Wednesday, 18 July 2012

Where I'm at and how I got here

When I first started this challenge it was in a land that had many different roads that I wasn't used to or with some requirements, wanted anything to do with. For example blogging, I have never blogged a thing in my life let alone work with a computer much. Recording a handwritten daily log of each step of accomplishment. Being nice to everybody, repairing a wounded relationship, setting personal goals that we all have but keep them on the back burner. Keeping it there until we believe the timing is right. But really we are just procrastinating or blatantly being chicken #$%&. All the more reason to jump into it with guns a blazing. I remember going over the requirements and thinking this is going to do wonders for all aspects of personal improvemnt in not only our training, but bettering ourselves as people. This is probably a very good thing because for the most part we all try to be decent, but there is a major #%&hole in all of us at some point that rears its irrational or selfish head. This made it very exciting and a stiff challenge, something we all seem to love as martial artists. It was also at the time when the black belt promotions were happening, there was a fire of inspiration that was blazing within. I still to this day hold each and everyone of those black belts in very high admiration and respect. It was the most influential group that I have witnessed and I hope to fulfill the standard that not only they set as candidates but to the school and our lineage. What better tool could you be given than this challenge to prepare and train to be a black belt. I went into it wide open, trying to do a count of every requirement daily. For a while this worked pretty good.

= Problems to work on =
1. From the post about the challenge, list the challenge requirements it gives as examples, starting with blogging.
2. Count the lines in the records that contain the string "قراردادها". Reply with the number only.

Layout element annotations:
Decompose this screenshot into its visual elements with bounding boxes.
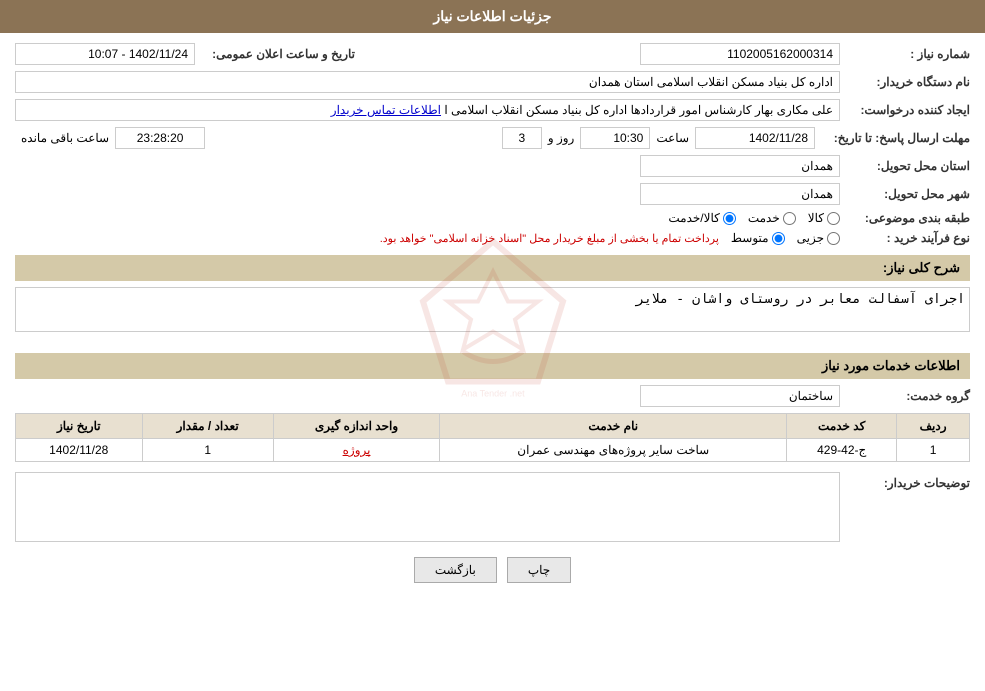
remaining-label: ساعت باقی مانده [15,131,115,145]
radio-motavasset-input[interactable] [772,232,785,245]
shahr-value: همدان [640,183,840,205]
radio-motavasset-label: متوسط [731,231,769,245]
row-shahr: شهر محل تحویل: همدان [15,183,970,205]
nove-farayand-label: نوع فرآیند خرید : [840,231,970,245]
page-title: جزئیات اطلاعات نیاز [433,8,551,24]
page-wrapper: جزئیات اطلاعات نیاز Ana Tender .net شمار… [0,0,985,691]
row-tosifat: توضیحات خریدار: [15,472,970,542]
sharh-kolli-area: // Will be populated by bind logic below [15,287,970,343]
eijad-konande-link[interactable]: اطلاعات تماس خریدار [331,103,441,117]
radio-kala-label: کالا [808,211,824,225]
row-tabaqhe: طبقه بندی موضوعی: کالا خدمت کالا/خدمت [15,211,970,225]
nove-farayand-note: پرداخت تمام یا بخشی از مبلغ خریدار محل "… [380,232,719,245]
radio-khedmat[interactable]: خدمت [748,211,796,225]
radio-kala[interactable]: کالا [808,211,840,225]
row-mohlat-ersal: مهلت ارسال پاسخ: تا تاریخ: 1402/11/28 سا… [15,127,970,149]
tosifat-label: توضیحات خریدار: [840,472,970,490]
ostan-label: استان محل تحویل: [840,159,970,173]
table-cell: ج-42-429 [787,439,897,462]
row-ostan: استان محل تحویل: همدان [15,155,970,177]
shahr-label: شهر محل تحویل: [840,187,970,201]
row-nam-dastgah: نام دستگاه خریدار: اداره کل بنیاد مسکن ا… [15,71,970,93]
tosifat-textarea[interactable] [15,472,840,542]
mohlat-ersal-label: مهلت ارسال پاسخ: تا تاریخ: [815,131,970,145]
table-cell: 1 [897,439,970,462]
radio-jazzi-input[interactable] [827,232,840,245]
saat-label: ساعت [650,131,695,145]
groh-khadamat-value: ساختمان [640,385,840,407]
remaining-time-value: 23:28:20 [115,127,205,149]
table-head: ردیف کد خدمت نام خدمت واحد اندازه گیری ت… [16,414,970,439]
eijad-konande-text: علی مکاری بهار کارشناس امور قراردادها اد… [444,103,833,117]
tabaqhe-label: طبقه بندی موضوعی: [840,211,970,225]
nove-farayand-radio-group: جزیی متوسط پرداخت تمام یا بخشی از مبلغ خ… [380,231,840,245]
tarikh-pub-label: تاریخ و ساعت اعلان عمومی: [195,47,355,61]
tabaqhe-radio-group: کالا خدمت کالا/خدمت [668,211,840,225]
shomare-niaz-label: شماره نیاز : [840,47,970,61]
col-radif: ردیف [897,414,970,439]
table-cell: ساخت سایر پروژه‌های مهندسی عمران [440,439,787,462]
col-vahed: واحد اندازه گیری [273,414,439,439]
groh-khadamat-label: گروه خدمت: [840,389,970,403]
page-header: جزئیات اطلاعات نیاز [0,0,985,33]
radio-jazzi-label: جزیی [797,231,824,245]
col-nam-khedmat: نام خدمت [440,414,787,439]
col-kod-khedmat: کد خدمت [787,414,897,439]
shomare-niaz-value: 1102005162000314 [640,43,840,65]
table-row: 1ج-42-429ساخت سایر پروژه‌های مهندسی عمرا… [16,439,970,462]
col-tedad: تعداد / مقدار [142,414,273,439]
table-header-row: ردیف کد خدمت نام خدمت واحد اندازه گیری ت… [16,414,970,439]
radio-kala-khedmat[interactable]: کالا/خدمت [668,211,735,225]
khadamat-section-title: اطلاعات خدمات مورد نیاز [15,353,970,379]
row-eijad-konande: ایجاد کننده درخواست: علی مکاری بهار کارش… [15,99,970,121]
chap-button[interactable]: چاپ [507,557,571,583]
nam-dastgah-label: نام دستگاه خریدار: [840,75,970,89]
eijad-konande-value: علی مکاری بهار کارشناس امور قراردادها اد… [15,99,840,121]
row-nove-farayand: نوع فرآیند خرید : جزیی متوسط پرداخت تمام… [15,231,970,245]
radio-jazzi[interactable]: جزیی [797,231,840,245]
table-cell: 1402/11/28 [16,439,143,462]
roz-value: 3 [502,127,542,149]
saat-value: 10:30 [580,127,650,149]
radio-khedmat-input[interactable] [783,212,796,225]
eijad-konande-label: ایجاد کننده درخواست: [840,103,970,117]
nam-dastgah-value: اداره کل بنیاد مسکن انقلاب اسلامی استان … [15,71,840,93]
sharh-kolli-title: شرح کلی نیاز: [15,255,970,281]
table-cell: پروژه [273,439,439,462]
radio-motavasset[interactable]: متوسط [731,231,785,245]
col-tarikh: تاریخ نیاز [16,414,143,439]
content-area: Ana Tender .net شماره نیاز : 11020051620… [0,33,985,593]
services-table: ردیف کد خدمت نام خدمت واحد اندازه گیری ت… [15,413,970,462]
tarikh-pub-value: 1402/11/24 - 10:07 [15,43,195,65]
radio-kala-input[interactable] [827,212,840,225]
table-body: 1ج-42-429ساخت سایر پروژه‌های مهندسی عمرا… [16,439,970,462]
button-row: چاپ بازگشت [15,557,970,583]
row-shomare-niaz: شماره نیاز : 1102005162000314 تاریخ و سا… [15,43,970,65]
ostan-value: همدان [640,155,840,177]
sharh-kolli-textarea[interactable] [15,287,970,332]
radio-kala-khedmat-label: کالا/خدمت [668,211,719,225]
mohlat-date-value: 1402/11/28 [695,127,815,149]
row-groh-khadamat: گروه خدمت: ساختمان [15,385,970,407]
bazgasht-button[interactable]: بازگشت [414,557,497,583]
table-cell: 1 [142,439,273,462]
radio-kala-khedmat-input[interactable] [723,212,736,225]
radio-khedmat-label: خدمت [748,211,780,225]
roz-label: روز و [542,131,581,145]
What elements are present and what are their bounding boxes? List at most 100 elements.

= The replies =
1.
- Blogging
- Recording a handwritten daily log of each step of accomplishment
- Being nice to everybody
- Repairing a wounded relationship
- Setting personal goals

2. 2